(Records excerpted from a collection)
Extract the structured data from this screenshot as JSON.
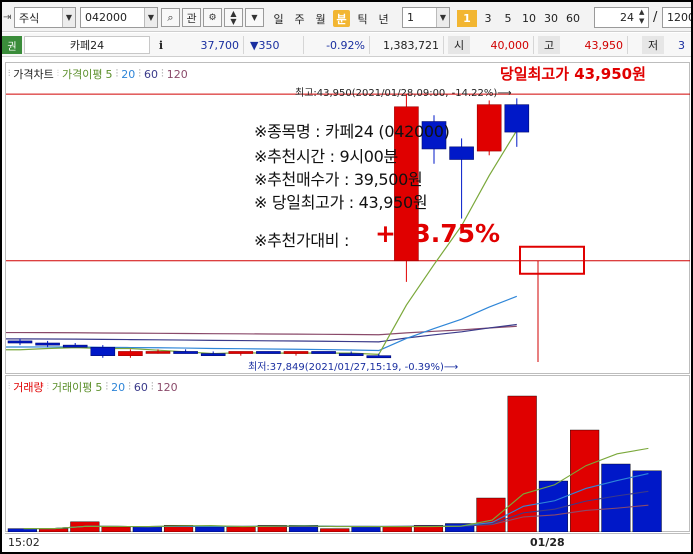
{
  "toolbar": {
    "market": "주식",
    "code": "042000",
    "btn_search": "⌕",
    "btn_related": "관",
    "periods": [
      "일",
      "주",
      "월",
      "분",
      "틱",
      "년"
    ],
    "active_period": "분",
    "interval_value": "1",
    "intervals": [
      "1",
      "3",
      "5",
      "10",
      "30",
      "60"
    ],
    "active_interval": "1",
    "count_value": "24",
    "slash": "/",
    "total_value": "1200"
  },
  "quote": {
    "prefix": "권",
    "name": "카페24",
    "info_btn": "i",
    "price": "37,700",
    "change": "▼350",
    "change_pct": "-0.92%",
    "volume": "1,383,721",
    "open_label": "시",
    "open_value": "40,000",
    "high_label": "고",
    "high_value": "43,950",
    "low_label": "저",
    "low_value": "3"
  },
  "price_panel": {
    "legend_price": "가격차트",
    "legend_ma_label": "가격이평",
    "ma_periods": [
      "5",
      "20",
      "60",
      "120"
    ],
    "high_annotation": "최고:43,950(2021/01/28,09:00, -14.22%)⟶",
    "low_annotation": "최저:37,849(2021/01/27,15:19, -0.39%)⟶",
    "headline": "당일최고가 43,950원"
  },
  "recommendation": {
    "line1": "※종목명 : 카페24 (042000)",
    "line2": "※추천시간 : 9시00분",
    "line3": "※추천매수가 : 39,500원",
    "line4": "※ 당일최고가 : 43,950원",
    "line5_label": "※추천가대비 :",
    "line5_value": "+13.75%"
  },
  "volume_panel": {
    "legend_volume": "거래량",
    "legend_ma_label": "거래이평",
    "ma_periods": [
      "5",
      "20",
      "60",
      "120"
    ]
  },
  "x_axis": {
    "left_label": "15:02",
    "mid_label": "01/28"
  },
  "colors": {
    "up": "#e00000",
    "down": "#0018c8",
    "ma5": "#7aa83a",
    "ma20": "#2f86d8",
    "ma60": "#3a3a8a",
    "ma120": "#8a4a6a",
    "accent": "#f2b632"
  },
  "chart_data": {
    "type": "candlestick",
    "candles": [
      {
        "o": 38100,
        "h": 38150,
        "l": 38000,
        "c": 38050
      },
      {
        "o": 38050,
        "h": 38100,
        "l": 37950,
        "c": 38000
      },
      {
        "o": 38000,
        "h": 38050,
        "l": 37950,
        "c": 37950
      },
      {
        "o": 37950,
        "h": 38000,
        "l": 37700,
        "c": 37750
      },
      {
        "o": 37750,
        "h": 37900,
        "l": 37700,
        "c": 37850
      },
      {
        "o": 37850,
        "h": 37900,
        "l": 37800,
        "c": 37850
      },
      {
        "o": 37850,
        "h": 37900,
        "l": 37800,
        "c": 37800
      },
      {
        "o": 37800,
        "h": 37850,
        "l": 37750,
        "c": 37750
      },
      {
        "o": 37800,
        "h": 37850,
        "l": 37750,
        "c": 37850
      },
      {
        "o": 37850,
        "h": 37850,
        "l": 37800,
        "c": 37800
      },
      {
        "o": 37800,
        "h": 37850,
        "l": 37750,
        "c": 37850
      },
      {
        "o": 37850,
        "h": 37850,
        "l": 37800,
        "c": 37800
      },
      {
        "o": 37800,
        "h": 37850,
        "l": 37750,
        "c": 37750
      },
      {
        "o": 37750,
        "h": 37800,
        "l": 37700,
        "c": 37700
      },
      {
        "o": 40000,
        "h": 43950,
        "l": 39500,
        "c": 43650
      },
      {
        "o": 43300,
        "h": 43450,
        "l": 42300,
        "c": 42650
      },
      {
        "o": 42700,
        "h": 42900,
        "l": 41000,
        "c": 42400
      },
      {
        "o": 42600,
        "h": 43800,
        "l": 42500,
        "c": 43700
      },
      {
        "o": 43700,
        "h": 43850,
        "l": 42700,
        "c": 43050
      }
    ],
    "volume": [
      2,
      2,
      6,
      3,
      3,
      4,
      3,
      3,
      4,
      4,
      2,
      3,
      3,
      4,
      5,
      20,
      80,
      30,
      60,
      40,
      36
    ],
    "volume_colors": [
      "down",
      "up",
      "up",
      "up",
      "down",
      "up",
      "down",
      "up",
      "up",
      "down",
      "up",
      "down",
      "up",
      "up",
      "down",
      "up",
      "up",
      "down",
      "up",
      "down",
      "down"
    ],
    "ylim": [
      37600,
      44000
    ]
  }
}
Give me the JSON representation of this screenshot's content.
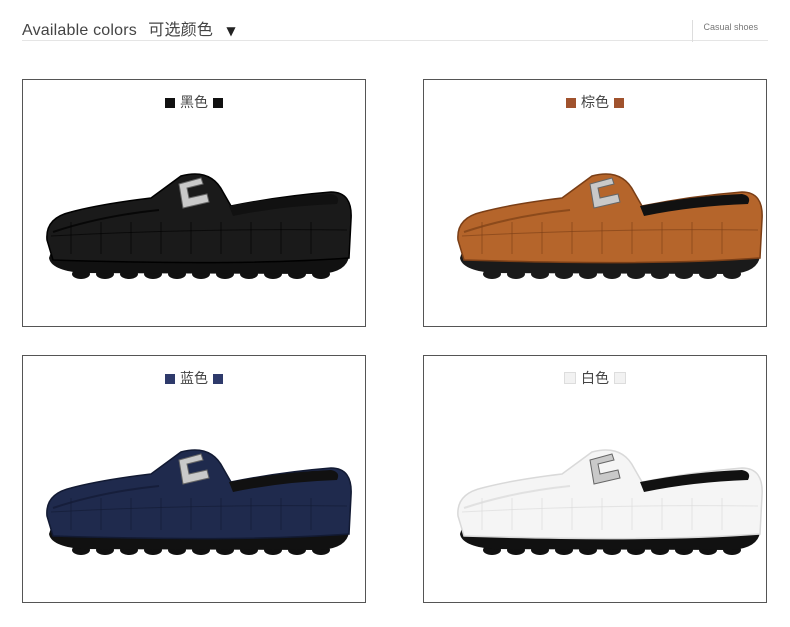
{
  "header": {
    "title_en": "Available colors",
    "title_zh": "可选颜色",
    "arrow": "▼",
    "tag": "Casual shoes"
  },
  "colors": [
    {
      "label": "黑色",
      "swatch": "#111111",
      "upper": "#1a1a1a",
      "shade": "#000000",
      "sole": "#111111"
    },
    {
      "label": "棕色",
      "swatch": "#a0522d",
      "upper": "#b5652b",
      "shade": "#7a3e16",
      "sole": "#1a1a1a"
    },
    {
      "label": "蓝色",
      "swatch": "#2e3a6b",
      "upper": "#1f2a4d",
      "shade": "#121a33",
      "sole": "#111111"
    },
    {
      "label": "白色",
      "swatch": "#f2f2f2",
      "upper": "#f5f5f5",
      "shade": "#d9d9d9",
      "sole": "#111111"
    }
  ]
}
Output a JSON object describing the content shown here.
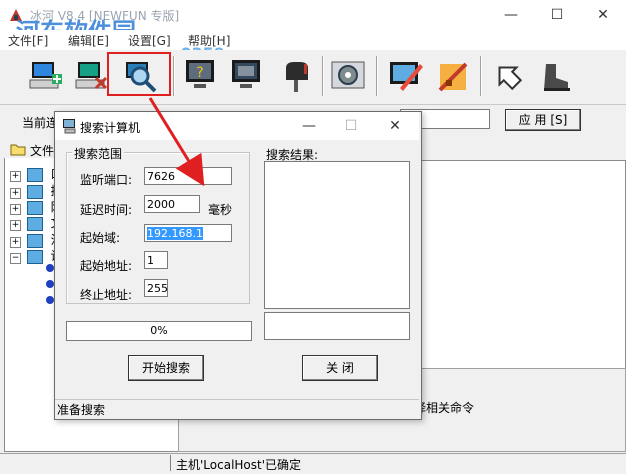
{
  "window": {
    "title": "冰河 V8.4 [NEWFUN 专版]",
    "controls": [
      "—",
      "☐",
      "✕"
    ]
  },
  "watermark": {
    "text": "河东软件园",
    "url": "www.pc0359.cn"
  },
  "menu": [
    {
      "label": "文件[F]"
    },
    {
      "label": "编辑[E]"
    },
    {
      "label": "设置[G]"
    },
    {
      "label": "帮助[H]"
    }
  ],
  "toolbar": {
    "buttons": [
      {
        "name": "add-host",
        "icon": "computer-add-icon"
      },
      {
        "name": "delete-host",
        "icon": "computer-delete-icon"
      },
      {
        "name": "search-host",
        "icon": "magnifier-icon"
      },
      {
        "name": "help",
        "icon": "question-monitor-icon"
      },
      {
        "name": "screen",
        "icon": "monitor-icon"
      },
      {
        "name": "mail",
        "icon": "mailbox-icon"
      },
      {
        "name": "config",
        "icon": "gear-panel-icon"
      },
      {
        "name": "edit",
        "icon": "pen-monitor-icon"
      },
      {
        "name": "tools",
        "icon": "tools-icon"
      },
      {
        "name": "back",
        "icon": "arrow-back-icon"
      },
      {
        "name": "boot",
        "icon": "boot-icon"
      }
    ]
  },
  "bar2": {
    "current_label": "当前连",
    "apply_button": "应 用 [S]"
  },
  "tree": {
    "header": "文件",
    "items": [
      "口",
      "控",
      "网",
      "文",
      "注",
      "设"
    ]
  },
  "right": {
    "hint": "择相关命令"
  },
  "status": {
    "text": "主机'LocalHost'已确定"
  },
  "dialog": {
    "title": "搜索计算机",
    "controls": [
      "—",
      "☐",
      "✕"
    ],
    "group_label": "搜索范围",
    "fields": {
      "port_label": "监听端口:",
      "port_value": "7626",
      "delay_label": "延迟时间:",
      "delay_value": "2000",
      "delay_unit": "毫秒",
      "domain_label": "起始域:",
      "domain_value": "192.168.1",
      "start_label": "起始地址:",
      "start_value": "1",
      "end_label": "终止地址:",
      "end_value": "255"
    },
    "results_label": "搜索结果:",
    "progress": "0%",
    "progress_value": 0,
    "start_button": "开始搜索",
    "close_button": "关 闭",
    "status": "准备搜索"
  },
  "colors": {
    "highlight": "#e02020",
    "selection": "#3399ff",
    "watermark": "#3b83d8"
  }
}
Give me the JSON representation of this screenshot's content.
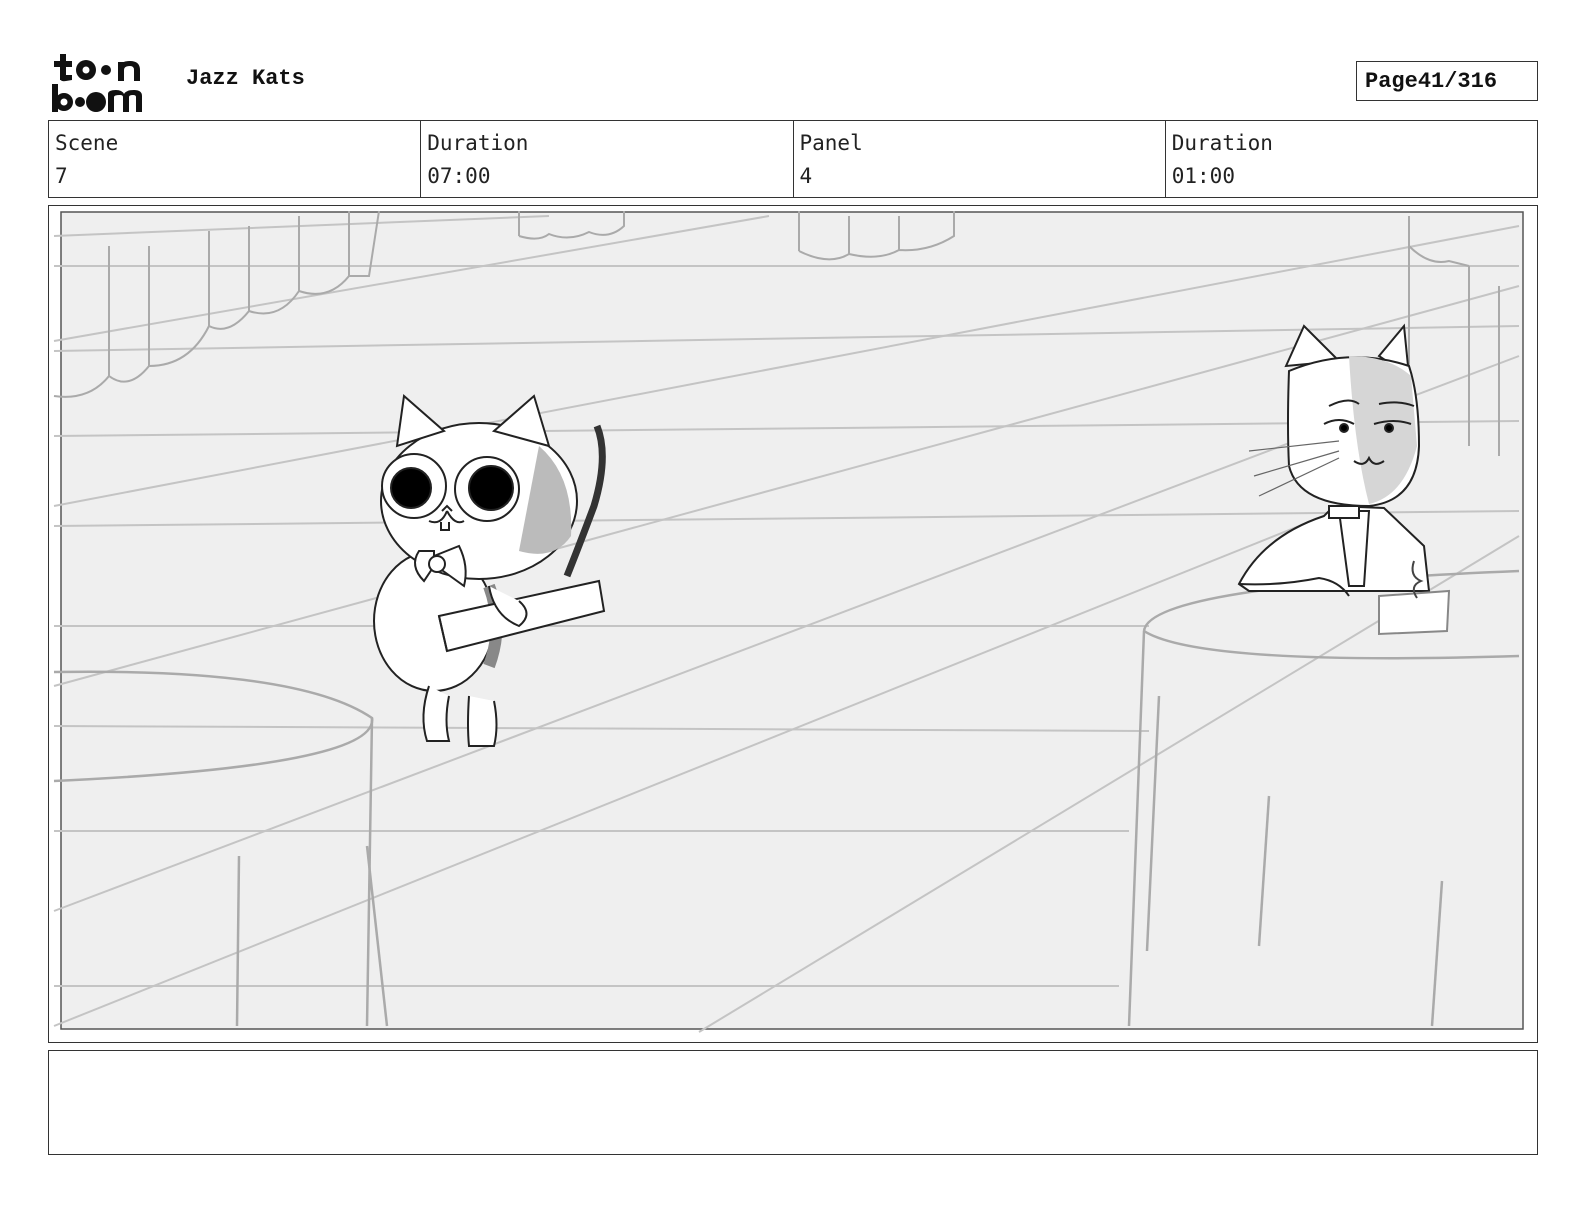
{
  "header": {
    "logo_line1": "toon",
    "logo_line2": "boom",
    "project_title": "Jazz Kats",
    "page_label": "Page",
    "page_value": "41/316"
  },
  "info": {
    "scene_label": "Scene",
    "scene_value": "7",
    "scene_duration_label": "Duration",
    "scene_duration_value": "07:00",
    "panel_label": "Panel",
    "panel_value": "4",
    "panel_duration_label": "Duration",
    "panel_duration_value": "01:00"
  },
  "notes": {
    "text": ""
  },
  "colors": {
    "sketch_bg": "#efefef",
    "sketch_line": "#bdbdbd",
    "ink": "#222222"
  },
  "icons": {
    "logo": "toon-boom-logo"
  }
}
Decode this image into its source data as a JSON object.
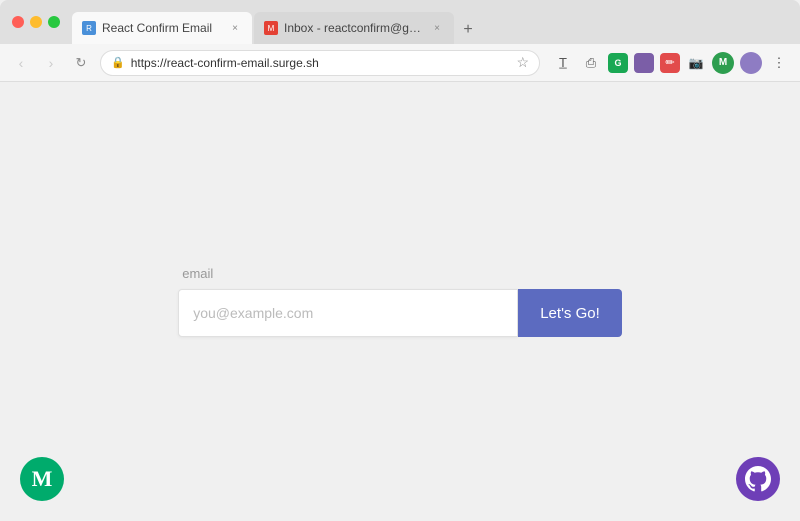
{
  "browser": {
    "tabs": [
      {
        "id": "tab-1",
        "title": "React Confirm Email",
        "active": true,
        "favicon_label": "R"
      },
      {
        "id": "tab-2",
        "title": "Inbox - reactconfirm@gmail.co",
        "active": false,
        "favicon_label": "M"
      }
    ],
    "tab_new_label": "+",
    "nav": {
      "back_label": "‹",
      "forward_label": "›",
      "refresh_label": "↻"
    },
    "url": "https://react-confirm-email.surge.sh",
    "lock_icon": "🔒",
    "bookmark_icon": "☆"
  },
  "page": {
    "email_label": "email",
    "email_placeholder": "you@example.com",
    "email_value": "",
    "submit_label": "Let's Go!",
    "medium_logo": "M",
    "github_logo": "🐙"
  },
  "toolbar": {
    "icons": [
      "T",
      "⚙",
      "□",
      "✏",
      "📷",
      "●",
      "●",
      "⋮"
    ]
  }
}
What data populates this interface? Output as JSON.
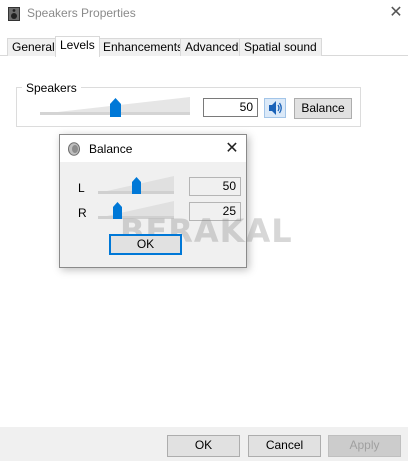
{
  "window": {
    "title": "Speakers Properties"
  },
  "tabs": [
    {
      "label": "General"
    },
    {
      "label": "Levels",
      "active": true
    },
    {
      "label": "Enhancements"
    },
    {
      "label": "Advanced"
    },
    {
      "label": "Spatial sound"
    }
  ],
  "speakers": {
    "group_label": "Speakers",
    "volume": "50",
    "volume_fraction": 0.5,
    "balance_button": "Balance",
    "speaker_icon": "speaker-icon"
  },
  "balance_dialog": {
    "title": "Balance",
    "left_label": "L",
    "left_value": "50",
    "left_fraction": 0.5,
    "right_label": "R",
    "right_value": "25",
    "right_fraction": 0.25,
    "ok_button": "OK"
  },
  "watermark": "BERAKAL",
  "footer": {
    "ok": "OK",
    "cancel": "Cancel",
    "apply": "Apply"
  },
  "colors": {
    "accent": "#0078d7",
    "disabled_text": "#a0a0a0"
  }
}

_The request_.
Search the records for the word "delete", then list every line that has it.

_Exercise result_.
        "name": "delete-host",
        "icon": "computer-delete-icon"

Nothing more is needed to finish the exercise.